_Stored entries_

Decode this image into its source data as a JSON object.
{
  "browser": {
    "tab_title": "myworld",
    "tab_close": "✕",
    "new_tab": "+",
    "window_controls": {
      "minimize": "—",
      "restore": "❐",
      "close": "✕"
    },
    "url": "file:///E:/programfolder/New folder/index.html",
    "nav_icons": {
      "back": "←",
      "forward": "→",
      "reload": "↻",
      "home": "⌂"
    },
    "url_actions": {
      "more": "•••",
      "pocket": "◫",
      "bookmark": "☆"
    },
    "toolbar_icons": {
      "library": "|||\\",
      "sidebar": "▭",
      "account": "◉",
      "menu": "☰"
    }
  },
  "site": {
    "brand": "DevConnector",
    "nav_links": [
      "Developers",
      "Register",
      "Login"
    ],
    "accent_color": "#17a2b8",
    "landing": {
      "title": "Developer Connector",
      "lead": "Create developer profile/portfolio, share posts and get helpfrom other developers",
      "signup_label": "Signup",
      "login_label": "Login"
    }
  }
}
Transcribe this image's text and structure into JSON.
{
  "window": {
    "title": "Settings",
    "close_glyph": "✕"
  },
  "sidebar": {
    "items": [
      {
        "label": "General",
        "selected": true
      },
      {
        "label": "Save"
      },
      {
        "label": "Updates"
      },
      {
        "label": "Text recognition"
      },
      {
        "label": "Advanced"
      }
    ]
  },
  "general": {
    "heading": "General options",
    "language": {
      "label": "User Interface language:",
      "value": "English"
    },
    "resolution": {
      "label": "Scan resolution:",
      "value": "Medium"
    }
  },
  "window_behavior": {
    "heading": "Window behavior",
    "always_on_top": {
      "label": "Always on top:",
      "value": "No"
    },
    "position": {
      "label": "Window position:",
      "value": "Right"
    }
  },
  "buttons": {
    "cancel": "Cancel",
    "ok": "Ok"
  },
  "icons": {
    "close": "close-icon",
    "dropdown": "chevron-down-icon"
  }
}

_Task instructions_
Using the listing above, retype each line exactly.

_Finished exercise_
Decode this image into its source data as a JSON object.
{
  "browser": {
    "tab_title": "myworld",
    "tab_close": "✕",
    "new_tab": "+",
    "window_controls": {
      "minimize": "—",
      "restore": "❐",
      "close": "✕"
    },
    "url": "file:///E:/programfolder/New folder/index.html",
    "nav_icons": {
      "back": "←",
      "forward": "→",
      "reload": "↻",
      "home": "⌂"
    },
    "url_actions": {
      "more": "•••",
      "pocket": "◫",
      "bookmark": "☆"
    },
    "toolbar_icons": {
      "library": "|||\\",
      "sidebar": "▭",
      "account": "◉",
      "menu": "☰"
    }
  },
  "site": {
    "brand": "DevConnector",
    "nav_links": [
      "Developers",
      "Register",
      "Login"
    ],
    "accent_color": "#17a2b8",
    "landing": {
      "title": "Developer Connector",
      "lead": "Create developer profile/portfolio, share posts and get helpfrom other developers",
      "signup_label": "Signup",
      "login_label": "Login"
    }
  }
}
Transcribe this image's text and structure into JSON.
{
  "window": {
    "title": "Settings",
    "close_glyph": "✕"
  },
  "sidebar": {
    "items": [
      {
        "label": "General",
        "selected": true
      },
      {
        "label": "Save"
      },
      {
        "label": "Updates"
      },
      {
        "label": "Text recognition"
      },
      {
        "label": "Advanced"
      }
    ]
  },
  "general": {
    "heading": "General options",
    "language": {
      "label": "User Interface language:",
      "value": "English"
    },
    "resolution": {
      "label": "Scan resolution:",
      "value": "Medium"
    }
  },
  "window_behavior": {
    "heading": "Window behavior",
    "always_on_top": {
      "label": "Always on top:",
      "value": "No"
    },
    "position": {
      "label": "Window position:",
      "value": "Right"
    }
  },
  "buttons": {
    "cancel": "Cancel",
    "ok": "Ok"
  },
  "icons": {
    "close": "close-icon",
    "dropdown": "chevron-down-icon"
  }
}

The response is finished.